Write out each line of the listing as it stands, without the images.

◆ **Exercise input**
------------
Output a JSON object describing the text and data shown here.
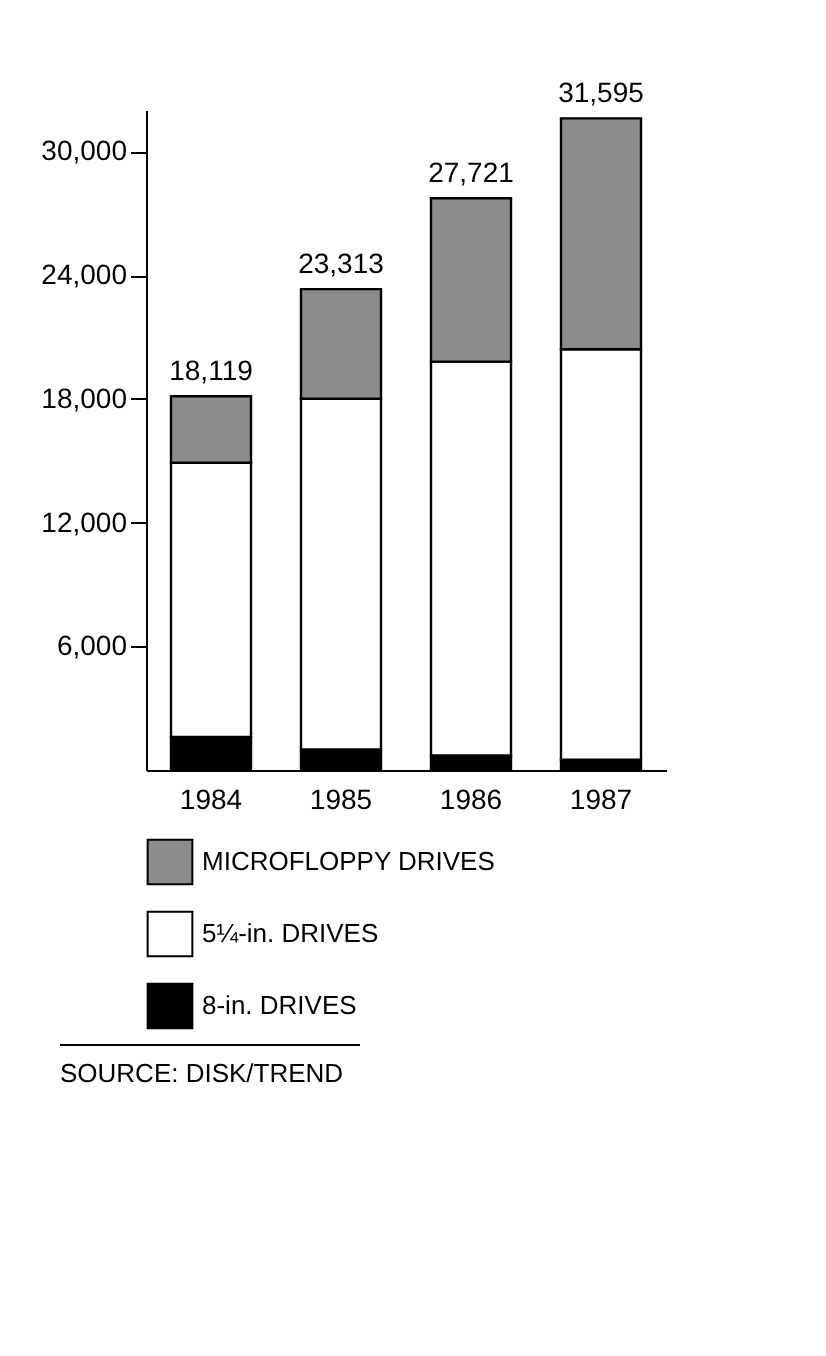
{
  "chart_data": {
    "type": "bar",
    "stacked": true,
    "categories": [
      "1984",
      "1985",
      "1986",
      "1987"
    ],
    "series": [
      {
        "name": "8-in. DRIVES",
        "color": "#000000",
        "values": [
          1600,
          1000,
          700,
          500
        ]
      },
      {
        "name": "5¼-in. DRIVES",
        "color": "#ffffff",
        "values": [
          13300,
          17000,
          19100,
          19900
        ]
      },
      {
        "name": "MICROFLOPPY DRIVES",
        "color": "#8c8c8c",
        "values": [
          3219,
          5313,
          7921,
          11195
        ]
      }
    ],
    "totals": [
      "18,119",
      "23,313",
      "27,721",
      "31,595"
    ],
    "ylim": [
      0,
      32000
    ],
    "yticks": [
      {
        "value": 6000,
        "label": "6,000"
      },
      {
        "value": 12000,
        "label": "12,000"
      },
      {
        "value": 18000,
        "label": "18,000"
      },
      {
        "value": 24000,
        "label": "24,000"
      },
      {
        "value": 30000,
        "label": "30,000"
      }
    ],
    "grid": false,
    "legend": "bottom left",
    "annotations": [
      "SOURCE: DISK/TREND"
    ]
  }
}
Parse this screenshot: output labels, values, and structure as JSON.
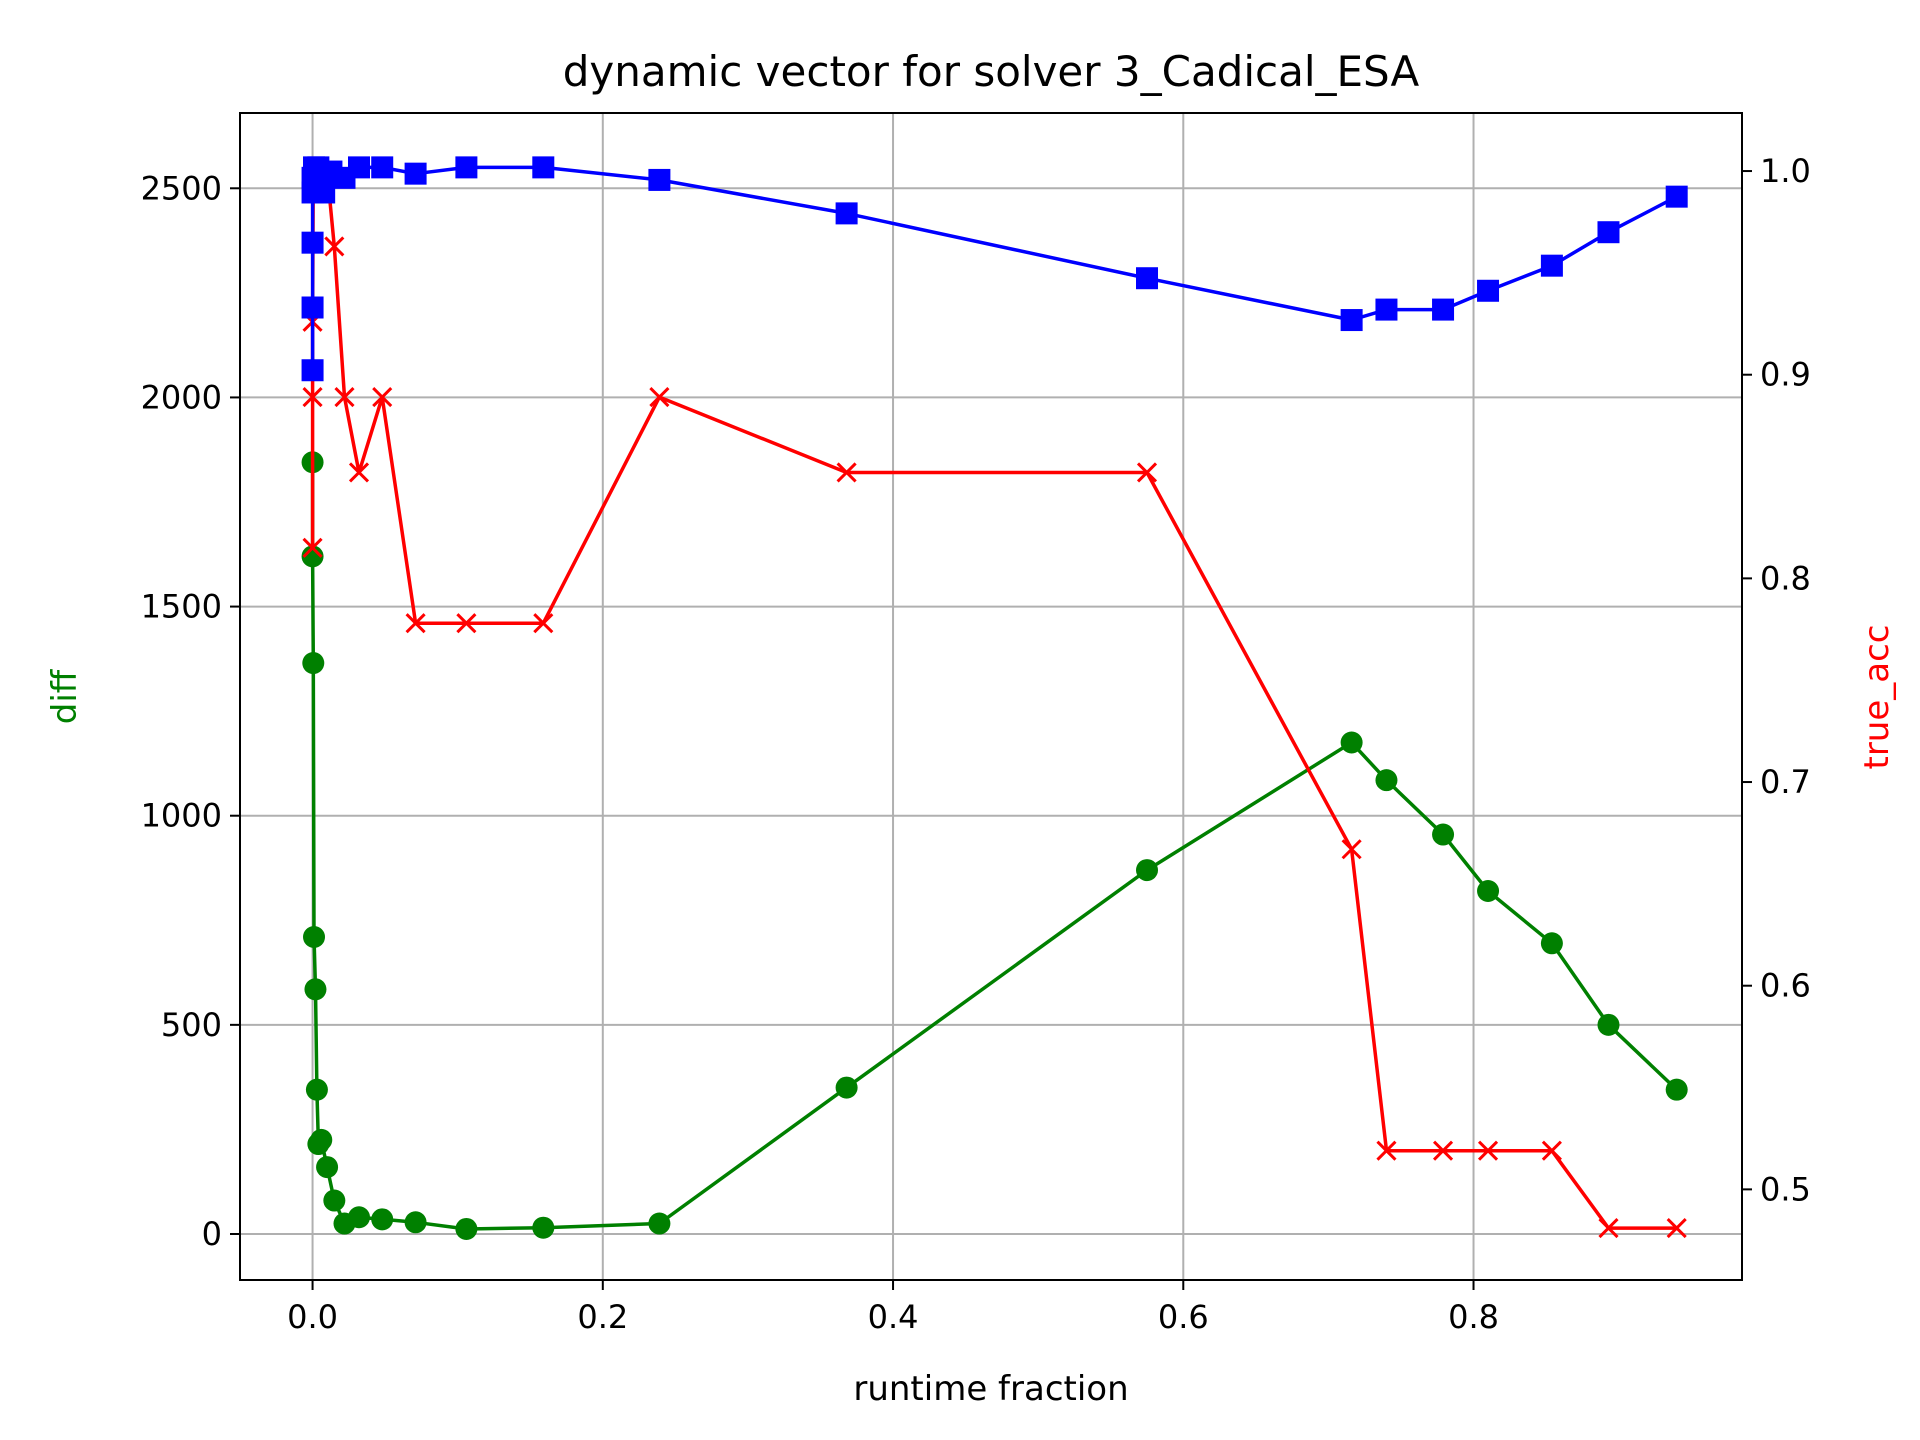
{
  "chart_data": {
    "type": "line",
    "title": "dynamic vector for solver 3_Cadical_ESA",
    "xlabel": "runtime fraction",
    "ylabel_left": "diff",
    "ylabel_right": "true_acc",
    "xlim": [
      -0.05,
      0.985
    ],
    "ylim_left": [
      -110,
      2680
    ],
    "ylim_right": [
      0.4555,
      1.0285
    ],
    "x_ticks": [
      0.0,
      0.2,
      0.4,
      0.6,
      0.8
    ],
    "x_tick_labels": [
      "0.0",
      "0.2",
      "0.4",
      "0.6",
      "0.8"
    ],
    "y_left_ticks": [
      0,
      500,
      1000,
      1500,
      2000,
      2500
    ],
    "y_left_tick_labels": [
      "0",
      "500",
      "1000",
      "1500",
      "2000",
      "2500"
    ],
    "y_right_ticks": [
      0.5,
      0.6,
      0.7,
      0.8,
      0.9,
      1.0
    ],
    "y_right_tick_labels": [
      "0.5",
      "0.6",
      "0.7",
      "0.8",
      "0.9",
      "1.0"
    ],
    "grid": true,
    "colors": {
      "diff": "#008000",
      "true_acc": "#ff0000",
      "third": "#0000ff",
      "title": "#000000"
    },
    "series": [
      {
        "key": "diff",
        "axis": "left",
        "marker": "circle",
        "color": "#008000",
        "x": [
          0.0,
          0.0,
          0.0005,
          0.001,
          0.002,
          0.003,
          0.004,
          0.006,
          0.01,
          0.015,
          0.022,
          0.032,
          0.048,
          0.071,
          0.106,
          0.159,
          0.239,
          0.368,
          0.575,
          0.716,
          0.74,
          0.779,
          0.81,
          0.854,
          0.893,
          0.94
        ],
        "y": [
          1845,
          1620,
          1365,
          710,
          585,
          345,
          215,
          225,
          160,
          80,
          25,
          40,
          35,
          28,
          12,
          15,
          25,
          350,
          870,
          1175,
          1085,
          955,
          820,
          695,
          500,
          345
        ]
      },
      {
        "key": "true_acc",
        "axis": "right",
        "marker": "x",
        "color": "#ff0000",
        "x": [
          0.0,
          0.0,
          0.0,
          0.0005,
          0.001,
          0.002,
          0.004,
          0.007,
          0.01,
          0.015,
          0.022,
          0.032,
          0.048,
          0.071,
          0.106,
          0.159,
          0.239,
          0.368,
          0.575,
          0.716,
          0.74,
          0.779,
          0.81,
          0.854,
          0.893,
          0.94
        ],
        "y": [
          0.815,
          0.889,
          0.926,
          1.0,
          1.0,
          1.0,
          1.0,
          1.0,
          1.0,
          0.963,
          0.889,
          0.852,
          0.889,
          0.778,
          0.778,
          0.778,
          0.889,
          0.852,
          0.852,
          0.667,
          0.519,
          0.519,
          0.519,
          0.519,
          0.481,
          0.481
        ]
      },
      {
        "key": "third",
        "axis": "left",
        "marker": "square",
        "color": "#0000ff",
        "x": [
          0.0,
          0.0,
          0.0,
          0.0,
          0.0,
          0.001,
          0.004,
          0.008,
          0.013,
          0.022,
          0.032,
          0.048,
          0.071,
          0.106,
          0.159,
          0.239,
          0.368,
          0.575,
          0.716,
          0.74,
          0.779,
          0.81,
          0.854,
          0.893,
          0.94
        ],
        "y": [
          2065,
          2215,
          2370,
          2490,
          2525,
          2550,
          2550,
          2490,
          2540,
          2525,
          2550,
          2550,
          2535,
          2550,
          2550,
          2520,
          2440,
          2285,
          2185,
          2210,
          2210,
          2255,
          2315,
          2395,
          2480
        ]
      }
    ]
  }
}
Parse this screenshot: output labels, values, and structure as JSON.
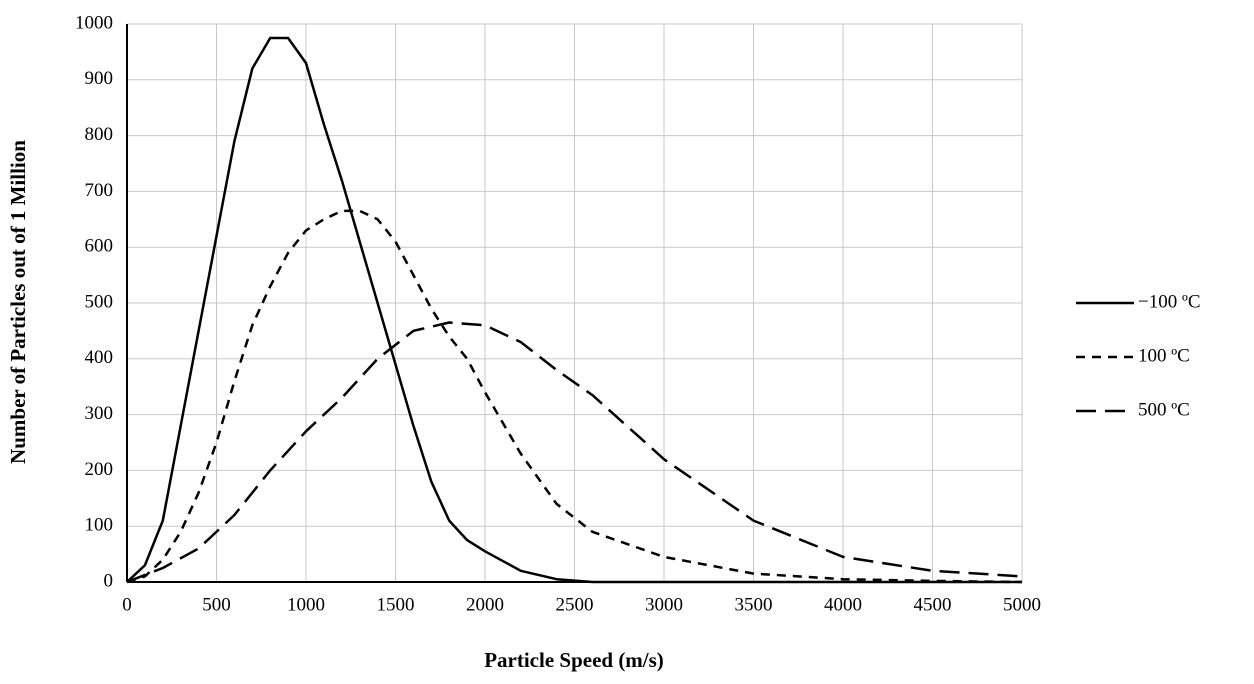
------------
◆ **Finished answer**
Output a JSON object describing the text and data shown here.
{
  "chart_data": {
    "type": "bar",
    "stacked": true,
    "categories": [
      "1984",
      "1985",
      "1986",
      "1987"
    ],
    "series": [
      {
        "name": "8-in. DRIVES",
        "color": "#000000",
        "values": [
          1600,
          1000,
          700,
          500
        ]
      },
      {
        "name": "5¼-in. DRIVES",
        "color": "#ffffff",
        "values": [
          13300,
          17000,
          19100,
          19900
        ]
      },
      {
        "name": "MICROFLOPPY DRIVES",
        "color": "#8c8c8c",
        "values": [
          3219,
          5313,
          7921,
          11195
        ]
      }
    ],
    "totals": [
      "18,119",
      "23,313",
      "27,721",
      "31,595"
    ],
    "ylim": [
      0,
      32000
    ],
    "yticks": [
      {
        "value": 6000,
        "label": "6,000"
      },
      {
        "value": 12000,
        "label": "12,000"
      },
      {
        "value": 18000,
        "label": "18,000"
      },
      {
        "value": 24000,
        "label": "24,000"
      },
      {
        "value": 30000,
        "label": "30,000"
      }
    ],
    "grid": false,
    "legend": "bottom left",
    "annotations": [
      "SOURCE: DISK/TREND"
    ]
  }
}
Parse this screenshot: output labels, values, and structure as JSON.
{
  "chart_data": {
    "type": "line",
    "title": "dynamic vector for solver 3_Cadical_ESA",
    "xlabel": "runtime fraction",
    "ylabel_left": "diff",
    "ylabel_right": "true_acc",
    "xlim": [
      -0.05,
      0.985
    ],
    "ylim_left": [
      -110,
      2680
    ],
    "ylim_right": [
      0.4555,
      1.0285
    ],
    "x_ticks": [
      0.0,
      0.2,
      0.4,
      0.6,
      0.8
    ],
    "x_tick_labels": [
      "0.0",
      "0.2",
      "0.4",
      "0.6",
      "0.8"
    ],
    "y_left_ticks": [
      0,
      500,
      1000,
      1500,
      2000,
      2500
    ],
    "y_left_tick_labels": [
      "0",
      "500",
      "1000",
      "1500",
      "2000",
      "2500"
    ],
    "y_right_ticks": [
      0.5,
      0.6,
      0.7,
      0.8,
      0.9,
      1.0
    ],
    "y_right_tick_labels": [
      "0.5",
      "0.6",
      "0.7",
      "0.8",
      "0.9",
      "1.0"
    ],
    "grid": true,
    "colors": {
      "diff": "#008000",
      "true_acc": "#ff0000",
      "third": "#0000ff",
      "title": "#000000"
    },
    "series": [
      {
        "key": "diff",
        "axis": "left",
        "marker": "circle",
        "color": "#008000",
        "x": [
          0.0,
          0.0,
          0.0005,
          0.001,
          0.002,
          0.003,
          0.004,
          0.006,
          0.01,
          0.015,
          0.022,
          0.032,
          0.048,
          0.071,
          0.106,
          0.159,
          0.239,
          0.368,
          0.575,
          0.716,
          0.74,
          0.779,
          0.81,
          0.854,
          0.893,
          0.94
        ],
        "y": [
          1845,
          1620,
          1365,
          710,
          585,
          345,
          215,
          225,
          160,
          80,
          25,
          40,
          35,
          28,
          12,
          15,
          25,
          350,
          870,
          1175,
          1085,
          955,
          820,
          695,
          500,
          345
        ]
      },
      {
        "key": "true_acc",
        "axis": "right",
        "marker": "x",
        "color": "#ff0000",
        "x": [
          0.0,
          0.0,
          0.0,
          0.0005,
          0.001,
          0.002,
          0.004,
          0.007,
          0.01,
          0.015,
          0.022,
          0.032,
          0.048,
          0.071,
          0.106,
          0.159,
          0.239,
          0.368,
          0.575,
          0.716,
          0.74,
          0.779,
          0.81,
          0.854,
          0.893,
          0.94
        ],
        "y": [
          0.815,
          0.889,
          0.926,
          1.0,
          1.0,
          1.0,
          1.0,
          1.0,
          1.0,
          0.963,
          0.889,
          0.852,
          0.889,
          0.778,
          0.778,
          0.778,
          0.889,
          0.852,
          0.852,
          0.667,
          0.519,
          0.519,
          0.519,
          0.519,
          0.481,
          0.481
        ]
      },
      {
        "key": "third",
        "axis": "left",
        "marker": "square",
        "color": "#0000ff",
        "x": [
          0.0,
          0.0,
          0.0,
          0.0,
          0.0,
          0.001,
          0.004,
          0.008,
          0.013,
          0.022,
          0.032,
          0.048,
          0.071,
          0.106,
          0.159,
          0.239,
          0.368,
          0.575,
          0.716,
          0.74,
          0.779,
          0.81,
          0.854,
          0.893,
          0.94
        ],
        "y": [
          2065,
          2215,
          2370,
          2490,
          2525,
          2550,
          2550,
          2490,
          2540,
          2525,
          2550,
          2550,
          2535,
          2550,
          2550,
          2520,
          2440,
          2285,
          2185,
          2210,
          2210,
          2255,
          2315,
          2395,
          2480
        ]
      }
    ]
  }
}
Parse this screenshot: output labels, values, and structure as JSON.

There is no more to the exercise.